## start GIVEN PASSAGE

The “earthquake” filter introduces an animated jittering displacement on the granulated footage, as if shaken by an earthquake. With low values for the twist, horizontal and vertical shakes parameters, the effect can be no more than a subtle tremor, whilst with high values — such as those used in Dammtor — the quivering effect can be quite violent. The striking misplacement introduced by the earthquake effect functions as a conceptual parallel of the spatial scattering of audio grains within the stereophonic virtual sound stage. Furthermore, it achieves the additional stylistic effect of blurring the contour of the subjects in the frame, in a fashion similar to the semantic disintegration caused by audio granulator applied to the recorded and whispered recitatives of the poem. Consequently, it contributes to strengthen the tension, in terms of expressive mood, introduced by the granulation process, now regarded as compositional device, rather than merely as a design tool.

## end GIVEN PASSAGE
## start STORED ROWS

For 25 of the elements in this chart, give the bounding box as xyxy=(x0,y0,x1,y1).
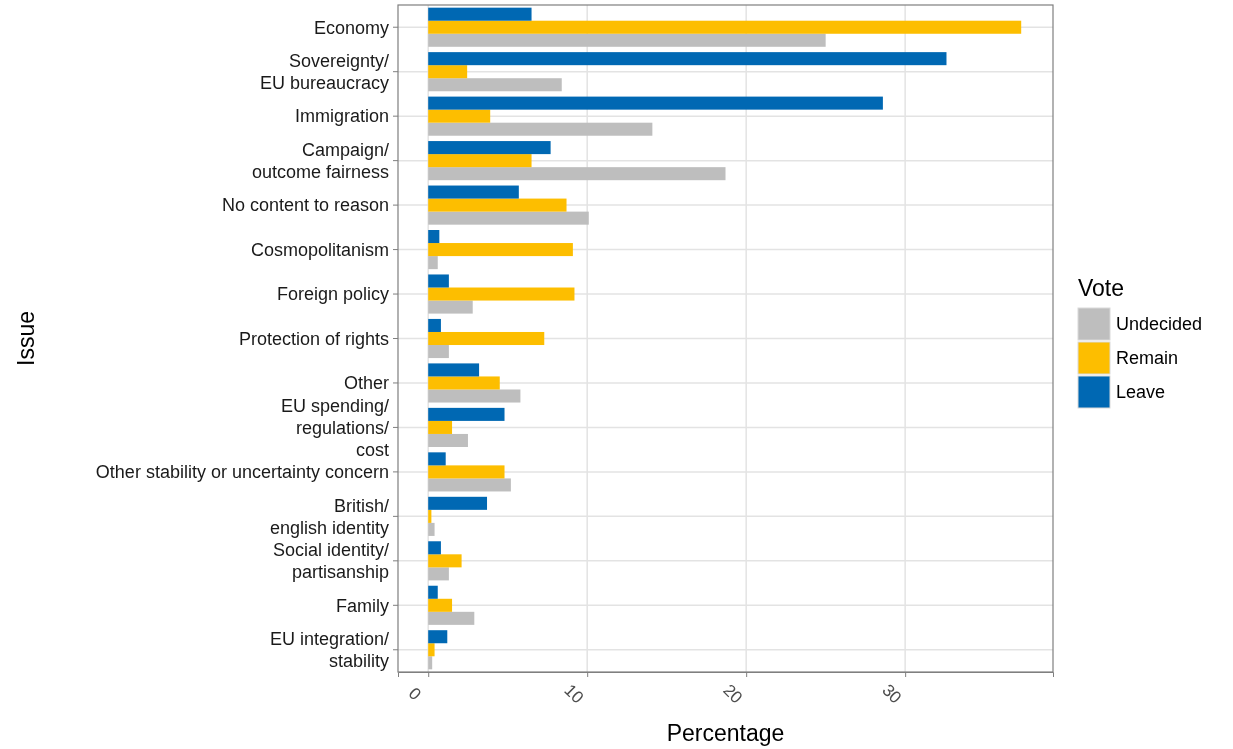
y-tick-label: Foreign policy xyxy=(276,284,389,305)
y-tick-label: Sovereignty/ EU bureaucracy xyxy=(259,51,389,93)
y-tick-label: Campaign/ outcome fairness xyxy=(251,139,389,182)
x-axis-title: Percentage xyxy=(666,720,785,746)
legend-label: Remain xyxy=(1116,348,1179,369)
y-tick-label: Protection of rights xyxy=(238,328,389,349)
y-tick-label: Other stability or uncertainty concern xyxy=(95,462,389,483)
x-tick-label: 0 xyxy=(404,683,425,704)
y-tick-label: Cosmopolitanism xyxy=(250,239,389,260)
x-tick-label: 20 xyxy=(719,680,747,708)
y-tick-label: No content to reason xyxy=(221,195,389,216)
y-tick-label: EU integration/ stability xyxy=(269,629,389,672)
legend-label: Undecided xyxy=(1116,314,1203,335)
legend-label: Leave xyxy=(1116,382,1166,403)
y-tick-label: Other xyxy=(343,373,389,394)
y-tick-label: Family xyxy=(336,595,389,616)
y-tick-label: EU spending/ regulations/ cost xyxy=(280,395,389,460)
x-tick-label: 30 xyxy=(878,680,906,708)
y-tick-label: Immigration xyxy=(294,106,389,127)
y-tick-label: Social identity/ partisanship xyxy=(272,540,389,583)
y-axis-title: Issue xyxy=(13,311,39,366)
x-tick-label: 10 xyxy=(560,680,588,708)
y-tick-label: Economy xyxy=(313,17,389,38)
legend-title: Vote xyxy=(1078,275,1125,301)
y-tick-label: British/ english identity xyxy=(269,495,389,538)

## end STORED ROWS

**WRITTEN TASKS**.
1. According to the passage on the earthquake filter, what does the filter introduce on the granulated footage?
2. How would this sentence from the passage on the earthquake filter read in Spanish: "The “earthquake” filter introduces an animated jittering displacement on the granulated footage, as if shaken by an earthquake."

**RESPONSES IN ORDER**.
1. An animated jittering displacement, as if the footage were shaken by an earthquake.

2. El filtro «earthquake» introduce un desplazamiento animado y tembloroso en el metraje granulado, como si lo sacudiera un terremoto.